(Figure dataset records)
──────────────────────────────

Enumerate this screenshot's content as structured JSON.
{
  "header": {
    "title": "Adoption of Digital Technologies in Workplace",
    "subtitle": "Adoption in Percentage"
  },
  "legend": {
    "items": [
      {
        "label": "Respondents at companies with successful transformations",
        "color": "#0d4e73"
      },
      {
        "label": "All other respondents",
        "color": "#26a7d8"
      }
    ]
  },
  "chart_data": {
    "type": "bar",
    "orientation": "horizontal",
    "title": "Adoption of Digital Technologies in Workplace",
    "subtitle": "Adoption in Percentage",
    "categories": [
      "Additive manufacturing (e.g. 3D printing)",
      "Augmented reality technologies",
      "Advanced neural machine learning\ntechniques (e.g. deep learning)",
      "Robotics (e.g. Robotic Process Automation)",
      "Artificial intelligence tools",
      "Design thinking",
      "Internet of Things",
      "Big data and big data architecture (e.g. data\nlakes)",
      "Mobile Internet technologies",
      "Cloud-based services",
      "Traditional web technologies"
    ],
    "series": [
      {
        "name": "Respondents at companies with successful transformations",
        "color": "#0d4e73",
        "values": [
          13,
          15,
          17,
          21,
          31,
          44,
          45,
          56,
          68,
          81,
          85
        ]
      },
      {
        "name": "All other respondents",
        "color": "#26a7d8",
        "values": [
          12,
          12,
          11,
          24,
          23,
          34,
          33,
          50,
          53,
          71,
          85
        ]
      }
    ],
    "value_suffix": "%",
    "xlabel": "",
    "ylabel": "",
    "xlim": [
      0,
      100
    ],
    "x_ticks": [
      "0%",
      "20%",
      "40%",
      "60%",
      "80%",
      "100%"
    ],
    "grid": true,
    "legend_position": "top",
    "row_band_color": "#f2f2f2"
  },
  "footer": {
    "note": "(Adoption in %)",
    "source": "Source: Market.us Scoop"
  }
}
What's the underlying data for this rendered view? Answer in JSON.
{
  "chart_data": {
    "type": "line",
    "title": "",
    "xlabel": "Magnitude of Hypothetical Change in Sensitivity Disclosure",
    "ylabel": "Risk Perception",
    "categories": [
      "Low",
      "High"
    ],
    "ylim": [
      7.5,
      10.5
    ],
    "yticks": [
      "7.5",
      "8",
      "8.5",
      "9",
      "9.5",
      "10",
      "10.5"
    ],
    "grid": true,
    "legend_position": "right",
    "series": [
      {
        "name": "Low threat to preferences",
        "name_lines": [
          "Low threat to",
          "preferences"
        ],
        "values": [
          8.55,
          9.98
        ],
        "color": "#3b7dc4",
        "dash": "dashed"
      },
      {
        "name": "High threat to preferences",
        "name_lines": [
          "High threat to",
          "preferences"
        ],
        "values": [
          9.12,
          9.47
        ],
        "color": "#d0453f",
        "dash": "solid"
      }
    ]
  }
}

──────────────────────────────

Could you give again exactly the lines from the line containing "What's the underlying" through the final line of the data above, and no others?

> _Solution to the exercise_
What's the underlying data for this rendered view? Answer in JSON.
{
  "chart_data": {
    "type": "line",
    "title": "",
    "xlabel": "Magnitude of Hypothetical Change in Sensitivity Disclosure",
    "ylabel": "Risk Perception",
    "categories": [
      "Low",
      "High"
    ],
    "ylim": [
      7.5,
      10.5
    ],
    "yticks": [
      "7.5",
      "8",
      "8.5",
      "9",
      "9.5",
      "10",
      "10.5"
    ],
    "grid": true,
    "legend_position": "right",
    "series": [
      {
        "name": "Low threat to preferences",
        "name_lines": [
          "Low threat to",
          "preferences"
        ],
        "values": [
          8.55,
          9.98
        ],
        "color": "#3b7dc4",
        "dash": "dashed"
      },
      {
        "name": "High threat to preferences",
        "name_lines": [
          "High threat to",
          "preferences"
        ],
        "values": [
          9.12,
          9.47
        ],
        "color": "#d0453f",
        "dash": "solid"
      }
    ]
  }
}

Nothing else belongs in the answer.